### WRITTEN TASK
Rewrite the records below, replacing every "figure" with "drawing" and keeping everything else unchanged.

Dataset items:
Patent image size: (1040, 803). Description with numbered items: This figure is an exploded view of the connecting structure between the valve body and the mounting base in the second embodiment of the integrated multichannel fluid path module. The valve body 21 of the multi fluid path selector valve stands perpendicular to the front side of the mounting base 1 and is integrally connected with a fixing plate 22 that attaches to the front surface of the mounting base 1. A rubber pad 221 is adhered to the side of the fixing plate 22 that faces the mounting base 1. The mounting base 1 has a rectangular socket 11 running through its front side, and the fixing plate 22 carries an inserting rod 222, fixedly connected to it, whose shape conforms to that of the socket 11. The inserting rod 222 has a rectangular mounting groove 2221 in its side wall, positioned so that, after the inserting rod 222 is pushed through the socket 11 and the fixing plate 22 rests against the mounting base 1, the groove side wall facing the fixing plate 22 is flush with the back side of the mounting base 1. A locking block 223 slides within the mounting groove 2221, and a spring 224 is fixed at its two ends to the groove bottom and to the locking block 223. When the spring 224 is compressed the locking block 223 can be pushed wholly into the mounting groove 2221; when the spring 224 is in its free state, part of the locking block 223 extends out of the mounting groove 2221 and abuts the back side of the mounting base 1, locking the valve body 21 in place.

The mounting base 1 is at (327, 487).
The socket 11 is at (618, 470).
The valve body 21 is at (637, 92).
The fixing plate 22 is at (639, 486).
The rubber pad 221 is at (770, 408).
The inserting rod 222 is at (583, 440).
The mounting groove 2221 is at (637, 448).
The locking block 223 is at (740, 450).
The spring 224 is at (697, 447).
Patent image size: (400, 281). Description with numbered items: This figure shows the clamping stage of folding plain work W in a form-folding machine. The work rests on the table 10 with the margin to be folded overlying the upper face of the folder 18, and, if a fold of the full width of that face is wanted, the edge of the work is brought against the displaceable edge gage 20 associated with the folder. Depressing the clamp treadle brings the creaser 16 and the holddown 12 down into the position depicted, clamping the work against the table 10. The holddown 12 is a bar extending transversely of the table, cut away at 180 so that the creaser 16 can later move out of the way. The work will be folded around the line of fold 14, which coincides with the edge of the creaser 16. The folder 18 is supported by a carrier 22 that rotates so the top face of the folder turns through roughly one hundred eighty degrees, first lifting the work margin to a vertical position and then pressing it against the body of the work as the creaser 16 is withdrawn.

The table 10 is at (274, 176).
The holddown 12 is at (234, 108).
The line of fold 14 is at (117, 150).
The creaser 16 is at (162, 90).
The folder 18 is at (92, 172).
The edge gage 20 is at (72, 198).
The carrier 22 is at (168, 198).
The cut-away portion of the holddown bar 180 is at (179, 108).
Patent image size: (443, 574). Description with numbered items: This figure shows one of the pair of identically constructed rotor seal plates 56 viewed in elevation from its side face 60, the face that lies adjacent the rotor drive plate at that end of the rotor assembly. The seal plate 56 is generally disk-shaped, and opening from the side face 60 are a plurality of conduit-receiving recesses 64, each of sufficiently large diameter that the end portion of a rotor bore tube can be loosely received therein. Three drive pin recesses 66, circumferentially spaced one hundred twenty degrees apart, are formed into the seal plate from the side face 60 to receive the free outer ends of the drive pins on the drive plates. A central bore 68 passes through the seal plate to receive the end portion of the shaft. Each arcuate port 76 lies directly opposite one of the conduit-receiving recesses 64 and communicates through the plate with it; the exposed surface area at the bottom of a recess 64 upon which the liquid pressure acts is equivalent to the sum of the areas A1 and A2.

### ANSWER BELOW
Patent image size: (1040, 803). Description with numbered items: This drawing is an exploded view of the connecting structure between the valve body and the mounting base in the second embodiment of the integrated multichannel fluid path module. The valve body 21 of the multi fluid path selector valve stands perpendicular to the front side of the mounting base 1 and is integrally connected with a fixing plate 22 that attaches to the front surface of the mounting base 1. A rubber pad 221 is adhered to the side of the fixing plate 22 that faces the mounting base 1. The mounting base 1 has a rectangular socket 11 running through its front side, and the fixing plate 22 carries an inserting rod 222, fixedly connected to it, whose shape conforms to that of the socket 11. The inserting rod 222 has a rectangular mounting groove 2221 in its side wall, positioned so that, after the inserting rod 222 is pushed through the socket 11 and the fixing plate 22 rests against the mounting base 1, the groove side wall facing the fixing plate 22 is flush with the back side of the mounting base 1. A locking block 223 slides within the mounting groove 2221, and a spring 224 is fixed at its two ends to the groove bottom and to the locking block 223. When the spring 224 is compressed the locking block 223 can be pushed wholly into the mounting groove 2221; when the spring 224 is in its free state, part of the locking block 223 extends out of the mounting groove 2221 and abuts the back side of the mounting base 1, locking the valve body 21 in place.

The mounting base 1 is at (327, 487).
The socket 11 is at (618, 470).
The valve body 21 is at (637, 92).
The fixing plate 22 is at (639, 486).
The rubber pad 221 is at (770, 408).
The inserting rod 222 is at (583, 440).
The mounting groove 2221 is at (637, 448).
The locking block 223 is at (740, 450).
The spring 224 is at (697, 447).
Patent image size: (400, 281). Description with numbered items: This drawing shows the clamping stage of folding plain work W in a form-folding machine. The work rests on the table 10 with the margin to be folded overlying the upper face of the folder 18, and, if a fold of the full width of that face is wanted, the edge of the work is brought against the displaceable edge gage 20 associated with the folder. Depressing the clamp treadle brings the creaser 16 and the holddown 12 down into the position depicted, clamping the work against the table 10. The holddown 12 is a bar extending transversely of the table, cut away at 180 so that the creaser 16 can later move out of the way. The work will be folded around the line of fold 14, which coincides with the edge of the creaser 16. The folder 18 is supported by a carrier 22 that rotates so the top face of the folder turns through roughly one hundred eighty degrees, first lifting the work margin to a vertical position and then pressing it against the body of the work as the creaser 16 is withdrawn.

The table 10 is at (274, 176).
The holddown 12 is at (234, 108).
The line of fold 14 is at (117, 150).
The creaser 16 is at (162, 90).
The folder 18 is at (92, 172).
The edge gage 20 is at (72, 198).
The carrier 22 is at (168, 198).
The cut-away portion of the holddown bar 180 is at (179, 108).
Patent image size: (443, 574). Description with numbered items: This drawing shows one of the pair of identically constructed rotor seal plates 56 viewed in elevation from its side face 60, the face that lies adjacent the rotor drive plate at that end of the rotor assembly. The seal plate 56 is generally disk-shaped, and opening from the side face 60 are a plurality of conduit-receiving recesses 64, each of sufficiently large diameter that the end portion of a rotor bore tube can be loosely received therein. Three drive pin recesses 66, circumferentially spaced one hundred twenty degrees apart, are formed into the seal plate from the side face 60 to receive the free outer ends of the drive pins on the drive plates. A central bore 68 passes through the seal plate to receive the end portion of the shaft. Each arcuate port 76 lies directly opposite one of the conduit-receiving recesses 64 and communicates through the plate with it; the exposed surface area at the bottom of a recess 64 upon which the liquid pressure acts is equivalent to the sum of the areas A1 and A2.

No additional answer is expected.